# Source records:
--------------------------------
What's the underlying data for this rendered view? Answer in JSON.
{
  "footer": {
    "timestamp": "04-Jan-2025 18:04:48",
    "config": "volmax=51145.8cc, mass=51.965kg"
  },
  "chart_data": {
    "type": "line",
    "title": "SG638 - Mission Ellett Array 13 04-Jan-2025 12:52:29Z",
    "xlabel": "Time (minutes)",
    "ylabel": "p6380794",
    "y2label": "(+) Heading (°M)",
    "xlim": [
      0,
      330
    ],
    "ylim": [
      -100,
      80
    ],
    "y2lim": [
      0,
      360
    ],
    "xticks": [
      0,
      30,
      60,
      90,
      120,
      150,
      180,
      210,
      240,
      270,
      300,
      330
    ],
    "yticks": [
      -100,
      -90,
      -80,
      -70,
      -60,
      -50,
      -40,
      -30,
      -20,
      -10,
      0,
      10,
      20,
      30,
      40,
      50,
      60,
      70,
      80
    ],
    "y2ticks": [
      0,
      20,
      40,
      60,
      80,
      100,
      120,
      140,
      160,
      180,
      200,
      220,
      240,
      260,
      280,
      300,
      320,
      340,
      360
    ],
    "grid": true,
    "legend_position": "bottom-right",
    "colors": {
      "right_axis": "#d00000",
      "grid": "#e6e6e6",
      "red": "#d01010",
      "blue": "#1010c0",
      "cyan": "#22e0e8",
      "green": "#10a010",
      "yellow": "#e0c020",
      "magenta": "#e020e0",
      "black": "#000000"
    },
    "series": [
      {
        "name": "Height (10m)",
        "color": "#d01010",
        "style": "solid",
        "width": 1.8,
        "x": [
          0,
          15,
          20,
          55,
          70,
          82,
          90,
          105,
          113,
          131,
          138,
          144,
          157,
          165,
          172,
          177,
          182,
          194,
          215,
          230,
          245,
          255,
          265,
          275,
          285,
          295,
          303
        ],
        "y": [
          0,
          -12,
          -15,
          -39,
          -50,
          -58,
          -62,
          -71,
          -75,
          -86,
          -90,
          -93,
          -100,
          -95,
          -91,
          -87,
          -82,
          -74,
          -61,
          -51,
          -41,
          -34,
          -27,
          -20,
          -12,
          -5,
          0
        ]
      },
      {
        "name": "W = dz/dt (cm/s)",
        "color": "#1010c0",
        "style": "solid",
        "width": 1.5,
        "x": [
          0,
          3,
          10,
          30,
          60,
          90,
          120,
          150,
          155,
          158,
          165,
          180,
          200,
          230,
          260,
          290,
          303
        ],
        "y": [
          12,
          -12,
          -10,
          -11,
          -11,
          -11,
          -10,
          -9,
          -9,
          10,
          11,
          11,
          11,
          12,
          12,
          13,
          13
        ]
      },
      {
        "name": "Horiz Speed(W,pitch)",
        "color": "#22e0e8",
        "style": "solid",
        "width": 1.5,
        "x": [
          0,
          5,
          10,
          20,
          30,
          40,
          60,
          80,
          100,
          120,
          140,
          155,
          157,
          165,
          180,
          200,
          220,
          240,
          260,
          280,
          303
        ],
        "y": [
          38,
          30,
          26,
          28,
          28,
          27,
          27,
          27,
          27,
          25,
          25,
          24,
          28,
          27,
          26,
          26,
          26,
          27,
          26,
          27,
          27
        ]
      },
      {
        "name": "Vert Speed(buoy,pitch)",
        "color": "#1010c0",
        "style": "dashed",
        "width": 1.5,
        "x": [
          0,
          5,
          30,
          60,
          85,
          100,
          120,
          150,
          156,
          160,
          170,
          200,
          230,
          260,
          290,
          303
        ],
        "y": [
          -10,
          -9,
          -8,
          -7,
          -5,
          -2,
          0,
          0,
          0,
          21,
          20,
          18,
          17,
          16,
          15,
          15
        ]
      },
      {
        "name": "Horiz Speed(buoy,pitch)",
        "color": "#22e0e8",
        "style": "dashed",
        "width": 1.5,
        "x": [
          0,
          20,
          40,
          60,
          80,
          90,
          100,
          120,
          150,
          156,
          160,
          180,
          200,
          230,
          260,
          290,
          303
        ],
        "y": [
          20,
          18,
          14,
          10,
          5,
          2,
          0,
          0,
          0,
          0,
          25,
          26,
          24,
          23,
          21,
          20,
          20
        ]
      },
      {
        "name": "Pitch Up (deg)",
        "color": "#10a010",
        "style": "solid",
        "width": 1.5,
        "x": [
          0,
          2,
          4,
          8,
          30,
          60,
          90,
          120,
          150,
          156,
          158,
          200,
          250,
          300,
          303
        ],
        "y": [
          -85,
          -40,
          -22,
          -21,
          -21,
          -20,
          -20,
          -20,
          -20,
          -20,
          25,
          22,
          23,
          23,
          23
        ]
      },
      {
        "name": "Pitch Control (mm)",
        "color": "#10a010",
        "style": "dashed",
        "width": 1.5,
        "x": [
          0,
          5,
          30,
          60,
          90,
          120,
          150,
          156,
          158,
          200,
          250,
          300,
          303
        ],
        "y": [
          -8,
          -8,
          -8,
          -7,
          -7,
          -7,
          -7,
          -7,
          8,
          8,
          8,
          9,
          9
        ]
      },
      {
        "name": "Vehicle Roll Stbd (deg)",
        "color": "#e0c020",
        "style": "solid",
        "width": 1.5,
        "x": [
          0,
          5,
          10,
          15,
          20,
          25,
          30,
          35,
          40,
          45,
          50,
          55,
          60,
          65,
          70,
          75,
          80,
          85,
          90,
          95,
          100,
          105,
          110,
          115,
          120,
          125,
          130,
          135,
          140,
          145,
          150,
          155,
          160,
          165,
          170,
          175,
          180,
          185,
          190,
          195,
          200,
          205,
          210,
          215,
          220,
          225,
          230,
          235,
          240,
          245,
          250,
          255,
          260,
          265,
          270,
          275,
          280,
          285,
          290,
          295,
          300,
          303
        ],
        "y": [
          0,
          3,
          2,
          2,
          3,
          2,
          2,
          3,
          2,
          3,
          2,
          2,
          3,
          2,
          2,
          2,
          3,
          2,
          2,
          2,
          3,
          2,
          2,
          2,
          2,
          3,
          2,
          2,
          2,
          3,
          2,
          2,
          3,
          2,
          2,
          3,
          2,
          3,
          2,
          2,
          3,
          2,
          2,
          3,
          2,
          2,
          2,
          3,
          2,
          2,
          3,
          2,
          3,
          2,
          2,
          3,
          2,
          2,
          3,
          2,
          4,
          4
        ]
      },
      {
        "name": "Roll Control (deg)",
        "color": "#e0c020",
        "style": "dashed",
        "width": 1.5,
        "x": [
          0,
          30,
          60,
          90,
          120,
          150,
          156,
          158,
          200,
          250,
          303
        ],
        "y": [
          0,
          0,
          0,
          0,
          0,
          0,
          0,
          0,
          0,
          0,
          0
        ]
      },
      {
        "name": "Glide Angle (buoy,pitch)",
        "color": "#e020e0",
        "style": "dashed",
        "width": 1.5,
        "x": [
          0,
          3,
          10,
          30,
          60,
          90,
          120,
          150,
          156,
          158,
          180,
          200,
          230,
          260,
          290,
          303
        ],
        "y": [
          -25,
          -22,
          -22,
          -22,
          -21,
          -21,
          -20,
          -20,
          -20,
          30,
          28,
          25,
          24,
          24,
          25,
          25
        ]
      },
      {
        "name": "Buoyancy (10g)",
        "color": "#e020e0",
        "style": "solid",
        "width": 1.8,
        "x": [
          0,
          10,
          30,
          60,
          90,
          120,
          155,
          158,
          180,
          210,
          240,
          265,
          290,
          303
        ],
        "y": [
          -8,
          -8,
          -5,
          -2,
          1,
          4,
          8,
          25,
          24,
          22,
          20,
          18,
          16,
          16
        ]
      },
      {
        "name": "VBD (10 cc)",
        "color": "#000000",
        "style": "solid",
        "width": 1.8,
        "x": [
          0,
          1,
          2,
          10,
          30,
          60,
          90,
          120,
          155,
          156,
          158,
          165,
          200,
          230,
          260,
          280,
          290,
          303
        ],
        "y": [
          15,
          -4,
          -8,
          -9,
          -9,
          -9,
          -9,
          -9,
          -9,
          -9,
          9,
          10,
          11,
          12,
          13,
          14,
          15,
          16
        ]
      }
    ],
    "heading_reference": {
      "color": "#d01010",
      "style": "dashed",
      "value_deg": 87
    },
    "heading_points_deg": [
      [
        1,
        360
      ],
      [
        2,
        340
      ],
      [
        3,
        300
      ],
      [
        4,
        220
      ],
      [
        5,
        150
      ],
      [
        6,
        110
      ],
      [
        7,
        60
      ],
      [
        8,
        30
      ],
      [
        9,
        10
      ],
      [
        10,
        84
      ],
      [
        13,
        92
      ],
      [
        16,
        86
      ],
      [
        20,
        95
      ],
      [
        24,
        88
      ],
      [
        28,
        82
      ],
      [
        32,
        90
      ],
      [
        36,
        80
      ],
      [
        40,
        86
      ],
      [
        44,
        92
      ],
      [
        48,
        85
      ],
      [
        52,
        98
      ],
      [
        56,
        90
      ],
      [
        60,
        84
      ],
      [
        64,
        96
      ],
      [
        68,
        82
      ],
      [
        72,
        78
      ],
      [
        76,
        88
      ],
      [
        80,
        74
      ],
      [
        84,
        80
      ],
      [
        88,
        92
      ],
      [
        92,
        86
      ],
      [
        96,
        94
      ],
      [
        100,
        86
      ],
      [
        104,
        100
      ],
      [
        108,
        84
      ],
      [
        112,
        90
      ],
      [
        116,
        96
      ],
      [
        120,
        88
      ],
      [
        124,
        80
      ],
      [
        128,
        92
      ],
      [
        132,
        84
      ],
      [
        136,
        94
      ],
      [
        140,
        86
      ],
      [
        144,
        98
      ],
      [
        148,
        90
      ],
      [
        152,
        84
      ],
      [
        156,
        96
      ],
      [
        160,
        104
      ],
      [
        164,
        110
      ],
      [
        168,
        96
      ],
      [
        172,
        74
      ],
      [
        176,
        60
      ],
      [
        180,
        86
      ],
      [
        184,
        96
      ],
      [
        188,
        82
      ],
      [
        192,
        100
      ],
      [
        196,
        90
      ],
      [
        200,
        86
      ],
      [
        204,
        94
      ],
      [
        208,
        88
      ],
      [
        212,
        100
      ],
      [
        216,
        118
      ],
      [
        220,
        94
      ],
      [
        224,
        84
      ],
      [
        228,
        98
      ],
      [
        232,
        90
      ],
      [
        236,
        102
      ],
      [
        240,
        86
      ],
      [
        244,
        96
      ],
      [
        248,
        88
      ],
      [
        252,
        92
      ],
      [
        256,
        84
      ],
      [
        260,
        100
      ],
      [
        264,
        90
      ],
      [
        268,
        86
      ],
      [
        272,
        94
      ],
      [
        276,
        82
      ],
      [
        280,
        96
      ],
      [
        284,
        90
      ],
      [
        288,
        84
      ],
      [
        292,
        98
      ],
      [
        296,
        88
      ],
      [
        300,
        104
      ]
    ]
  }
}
--------------------------------
Only a number is wanted: how many lines of the data above contain "Roll"?

# Result of the task:
2